=== RECORDS TO USE ===

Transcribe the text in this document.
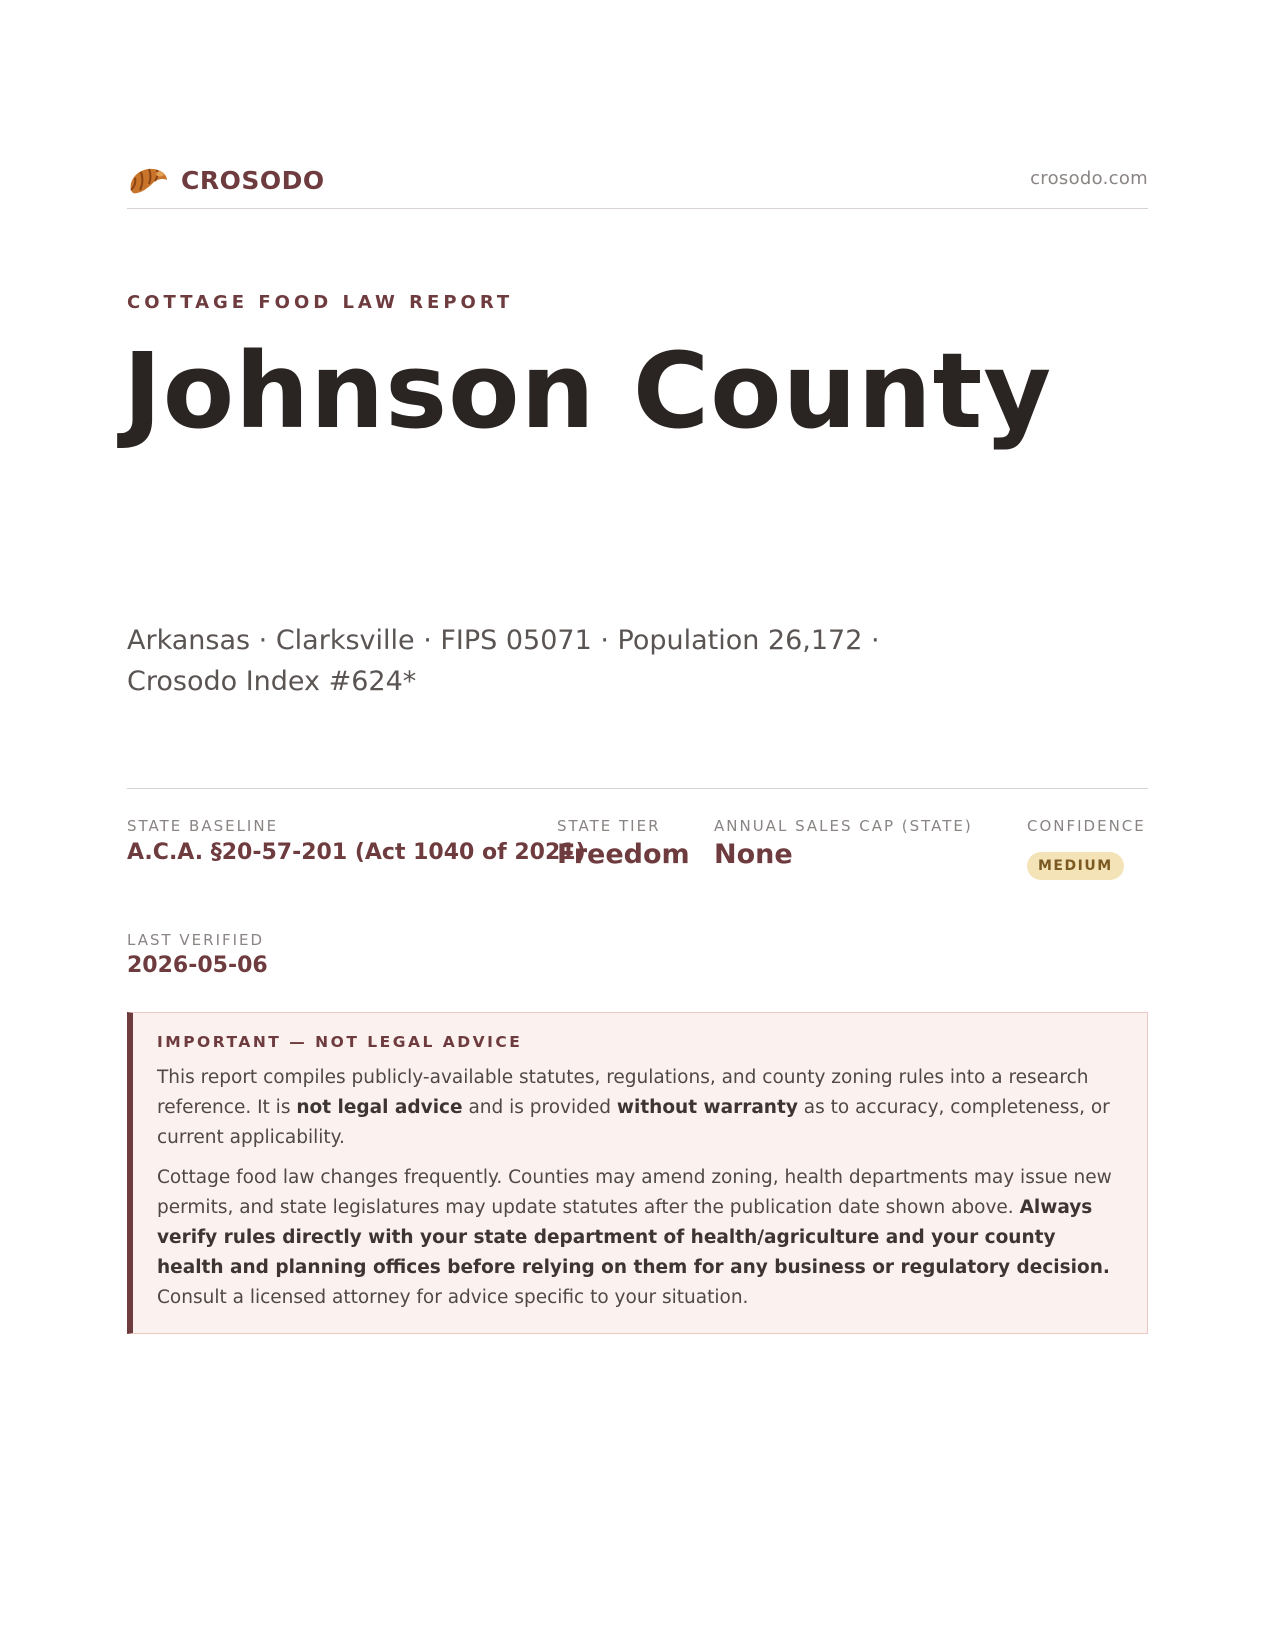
CROSODO	crosodo.com
COTTAGE FOOD LAW REPORT
Johnson County
Arkansas · Clarksville · FIPS 05071 · Population 26,172 ·
Crosodo Index #624*
STATE BASELINE
A.C.A. §20-57-201 (Act 1040 of 2021)
STATE TIER
Freedom
ANNUAL SALES CAP (STATE)
None
CONFIDENCE
MEDIUM
LAST VERIFIED
2026-05-06
IMPORTANT — NOT LEGAL ADVICE

This report compiles publicly-available statutes, regulations, and county zoning rules into a research reference. It is not legal advice and is provided without warranty as to accuracy, completeness, or current applicability.

Cottage food law changes frequently. Counties may amend zoning, health departments may issue new permits, and state legislatures may update statutes after the publication date shown above. Always verify rules directly with your state department of health/agriculture and your county health and planning offices before relying on them for any business or regulatory decision. Consult a licensed attorney for advice specific to your situation.
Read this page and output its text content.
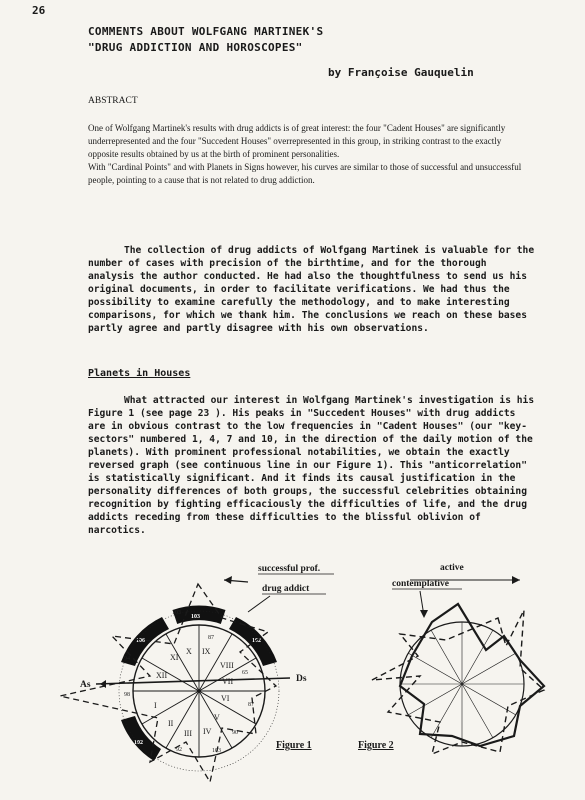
26
COMMENTS ABOUT WOLFGANG MARTINEK'S
"DRUG ADDICTION AND HOROSCOPES"
by Françoise Gauquelin
ABSTRACT

One of Wolfgang Martinek's results with drug addicts is of great interest: the four "Cadent Houses" are significantly underrepresented and the four "Succedent Houses" overrepresented in this group, in striking contrast to the exactly opposite results obtained by us at the birth of prominent personalities.

With "Cardinal Points" and with Planets in Signs however, his curves are similar to those of successful and unsuccessful people, pointing to a cause that is not related to drug addiction.

The collection of drug addicts of Wolfgang Martinek is valuable for the number of cases with precision of the birthtime, and for the thorough analysis the author conducted. He had also the thoughtfulness to send us his original documents, in order to facilitate verifications. We had thus the possibility to examine carefully the methodology, and to make interesting comparisons, for which we thank him. The conclusions we reach on these bases partly agree and partly disagree with his own observations.

Planets in Houses

What attracted our interest in Wolfgang Martinek's investigation is his Figure 1 (see page 23 ). His peaks in "Succedent Houses" with drug addicts are in obvious contrast to the low frequencies in "Cadent Houses" (our "key-sectors" numbered 1, 4, 7 and 10, in the direction of the daily motion of the planets). With prominent professional notabilities, we obtain the exactly reversed graph (see continuous line in our Figure 1). This "anticorrelation" is statistically significant. And it finds its causal justification in the personality differences of both groups, the successful celebrities obtaining recognition by fighting efficaciously the difficulties of life, and the drug addicts receding from these difficulties to the blissful oblivion of narcotics.

successful prof.
drug addict
103
102
106
102
As
Ds
I
II
III IV
V
VI
VII
VIII
IX
X
XI
XII
87
65
87
90
103
92
94
98
103
Figure 1
active
contemplative
Figure 2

===

_STATED EXERCISE:_
Each entry shown above must be quoted exactly, with its pictures left out.

_FINISHED EXERCISE:_
Transcribe the text in this document.
CROSODO	crosodo.com
COTTAGE FOOD LAW REPORT
Johnson County
Arkansas · Clarksville · FIPS 05071 · Population 26,172 ·
Crosodo Index #624*
STATE BASELINE
A.C.A. §20-57-201 (Act 1040 of 2021)
STATE TIER
Freedom
ANNUAL SALES CAP (STATE)
None
CONFIDENCE
MEDIUM
LAST VERIFIED
2026-05-06
IMPORTANT — NOT LEGAL ADVICE

This report compiles publicly-available statutes, regulations, and county zoning rules into a research reference. It is not legal advice and is provided without warranty as to accuracy, completeness, or current applicability.

Cottage food law changes frequently. Counties may amend zoning, health departments may issue new permits, and state legislatures may update statutes after the publication date shown above. Always verify rules directly with your state department of health/agriculture and your county health and planning offices before relying on them for any business or regulatory decision. Consult a licensed attorney for advice specific to your situation.
Read this page and output its text content.
26
COMMENTS ABOUT WOLFGANG MARTINEK'S
"DRUG ADDICTION AND HOROSCOPES"
by Françoise Gauquelin
ABSTRACT

One of Wolfgang Martinek's results with drug addicts is of great interest: the four "Cadent Houses" are significantly underrepresented and the four "Succedent Houses" overrepresented in this group, in striking contrast to the exactly opposite results obtained by us at the birth of prominent personalities.

With "Cardinal Points" and with Planets in Signs however, his curves are similar to those of successful and unsuccessful people, pointing to a cause that is not related to drug addiction.

The collection of drug addicts of Wolfgang Martinek is valuable for the number of cases with precision of the birthtime, and for the thorough analysis the author conducted. He had also the thoughtfulness to send us his original documents, in order to facilitate verifications. We had thus the possibility to examine carefully the methodology, and to make interesting comparisons, for which we thank him. The conclusions we reach on these bases partly agree and partly disagree with his own observations.

Planets in Houses

What attracted our interest in Wolfgang Martinek's investigation is his Figure 1 (see page 23 ). His peaks in "Succedent Houses" with drug addicts are in obvious contrast to the low frequencies in "Cadent Houses" (our "key-sectors" numbered 1, 4, 7 and 10, in the direction of the daily motion of the planets). With prominent professional notabilities, we obtain the exactly reversed graph (see continuous line in our Figure 1). This "anticorrelation" is statistically significant. And it finds its causal justification in the personality differences of both groups, the successful celebrities obtaining recognition by fighting efficaciously the difficulties of life, and the drug addicts receding from these difficulties to the blissful oblivion of narcotics.

successful prof.
drug addict
103
102
106
102
As
Ds
I
II
III IV
V
VI
VII
VIII
IX
X
XI
XII
87
65
87
90
103
92
94
98
103
Figure 1
active
contemplative
Figure 2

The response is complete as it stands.